--- Begin EXERCISE INPUTS ---

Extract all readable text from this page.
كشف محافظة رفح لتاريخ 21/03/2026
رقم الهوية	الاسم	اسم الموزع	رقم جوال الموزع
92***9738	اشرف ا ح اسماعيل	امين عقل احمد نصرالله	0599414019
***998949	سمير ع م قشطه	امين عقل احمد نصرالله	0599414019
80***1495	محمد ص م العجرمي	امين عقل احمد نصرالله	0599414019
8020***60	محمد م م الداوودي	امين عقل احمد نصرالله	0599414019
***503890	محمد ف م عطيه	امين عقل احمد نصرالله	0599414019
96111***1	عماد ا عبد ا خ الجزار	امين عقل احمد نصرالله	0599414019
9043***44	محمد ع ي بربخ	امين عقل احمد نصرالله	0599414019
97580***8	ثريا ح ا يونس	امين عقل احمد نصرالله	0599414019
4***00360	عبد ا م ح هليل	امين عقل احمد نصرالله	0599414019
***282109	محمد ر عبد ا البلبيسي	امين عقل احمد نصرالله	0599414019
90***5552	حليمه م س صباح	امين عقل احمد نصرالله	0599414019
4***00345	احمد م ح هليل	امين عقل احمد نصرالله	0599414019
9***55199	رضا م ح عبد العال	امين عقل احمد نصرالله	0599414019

--- End EXERCISE INPUTS ---
--- Begin EXERCISE INPUTS ---

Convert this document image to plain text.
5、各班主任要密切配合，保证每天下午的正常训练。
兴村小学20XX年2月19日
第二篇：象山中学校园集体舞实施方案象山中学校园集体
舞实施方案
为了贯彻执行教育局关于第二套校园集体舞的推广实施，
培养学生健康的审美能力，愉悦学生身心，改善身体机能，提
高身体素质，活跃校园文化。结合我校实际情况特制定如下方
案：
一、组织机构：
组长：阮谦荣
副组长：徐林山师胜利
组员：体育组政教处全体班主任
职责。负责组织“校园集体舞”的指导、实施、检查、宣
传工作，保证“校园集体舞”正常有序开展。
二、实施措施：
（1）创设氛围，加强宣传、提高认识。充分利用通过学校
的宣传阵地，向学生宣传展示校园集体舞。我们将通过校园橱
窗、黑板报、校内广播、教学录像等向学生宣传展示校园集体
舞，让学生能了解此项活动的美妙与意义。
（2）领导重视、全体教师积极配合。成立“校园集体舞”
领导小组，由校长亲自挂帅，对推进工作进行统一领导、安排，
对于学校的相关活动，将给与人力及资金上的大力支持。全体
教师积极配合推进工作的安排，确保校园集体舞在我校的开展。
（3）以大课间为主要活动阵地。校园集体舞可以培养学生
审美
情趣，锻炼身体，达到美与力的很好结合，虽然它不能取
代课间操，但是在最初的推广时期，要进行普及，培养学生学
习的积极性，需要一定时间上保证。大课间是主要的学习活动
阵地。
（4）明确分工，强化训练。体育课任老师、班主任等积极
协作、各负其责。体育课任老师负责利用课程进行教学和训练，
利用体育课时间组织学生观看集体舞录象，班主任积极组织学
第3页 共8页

--- End EXERCISE INPUTS ---
--- Begin EXERCISE INPUTS ---

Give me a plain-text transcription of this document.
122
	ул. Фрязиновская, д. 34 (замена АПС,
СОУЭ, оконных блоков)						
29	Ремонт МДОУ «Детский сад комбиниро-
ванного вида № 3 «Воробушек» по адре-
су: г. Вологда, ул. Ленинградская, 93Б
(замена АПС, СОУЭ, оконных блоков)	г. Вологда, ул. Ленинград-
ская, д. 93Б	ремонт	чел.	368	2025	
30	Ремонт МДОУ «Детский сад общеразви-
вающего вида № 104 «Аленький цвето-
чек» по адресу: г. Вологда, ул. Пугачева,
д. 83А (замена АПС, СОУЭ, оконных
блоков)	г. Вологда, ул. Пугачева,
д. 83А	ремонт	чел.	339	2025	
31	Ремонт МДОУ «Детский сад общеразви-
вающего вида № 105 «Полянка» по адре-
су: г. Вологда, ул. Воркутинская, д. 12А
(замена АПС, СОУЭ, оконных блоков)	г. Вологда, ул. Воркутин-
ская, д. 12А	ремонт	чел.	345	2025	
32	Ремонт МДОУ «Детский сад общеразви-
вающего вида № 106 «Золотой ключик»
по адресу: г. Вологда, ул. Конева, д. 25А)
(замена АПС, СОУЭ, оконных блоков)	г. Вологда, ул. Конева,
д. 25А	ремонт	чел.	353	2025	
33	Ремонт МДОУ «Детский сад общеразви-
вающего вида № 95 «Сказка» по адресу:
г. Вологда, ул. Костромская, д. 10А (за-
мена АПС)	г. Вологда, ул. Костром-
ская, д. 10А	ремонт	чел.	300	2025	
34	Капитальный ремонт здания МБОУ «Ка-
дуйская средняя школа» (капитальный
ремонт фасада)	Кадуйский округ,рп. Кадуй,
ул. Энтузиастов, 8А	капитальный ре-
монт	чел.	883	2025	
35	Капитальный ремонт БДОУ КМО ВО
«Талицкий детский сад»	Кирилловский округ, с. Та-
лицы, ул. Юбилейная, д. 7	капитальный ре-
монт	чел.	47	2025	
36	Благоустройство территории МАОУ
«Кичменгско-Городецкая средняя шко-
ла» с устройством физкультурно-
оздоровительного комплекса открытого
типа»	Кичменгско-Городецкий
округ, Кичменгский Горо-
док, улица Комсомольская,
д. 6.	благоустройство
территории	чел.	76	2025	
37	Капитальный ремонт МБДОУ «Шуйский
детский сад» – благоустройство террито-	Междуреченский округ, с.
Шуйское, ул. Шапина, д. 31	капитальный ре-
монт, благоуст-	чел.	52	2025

--- End EXERCISE INPUTS ---

#### [TASK STATEMENT]
Return, from the data, each line that has the word "МДОУ" in it.

#### [THE OUTPUT]
29	Ремонт МДОУ «Детский сад комбиниро-
30	Ремонт МДОУ «Детский сад общеразви-
31	Ремонт МДОУ «Детский сад общеразви-
32	Ремонт МДОУ «Детский сад общеразви-
33	Ремонт МДОУ «Детский сад общеразви-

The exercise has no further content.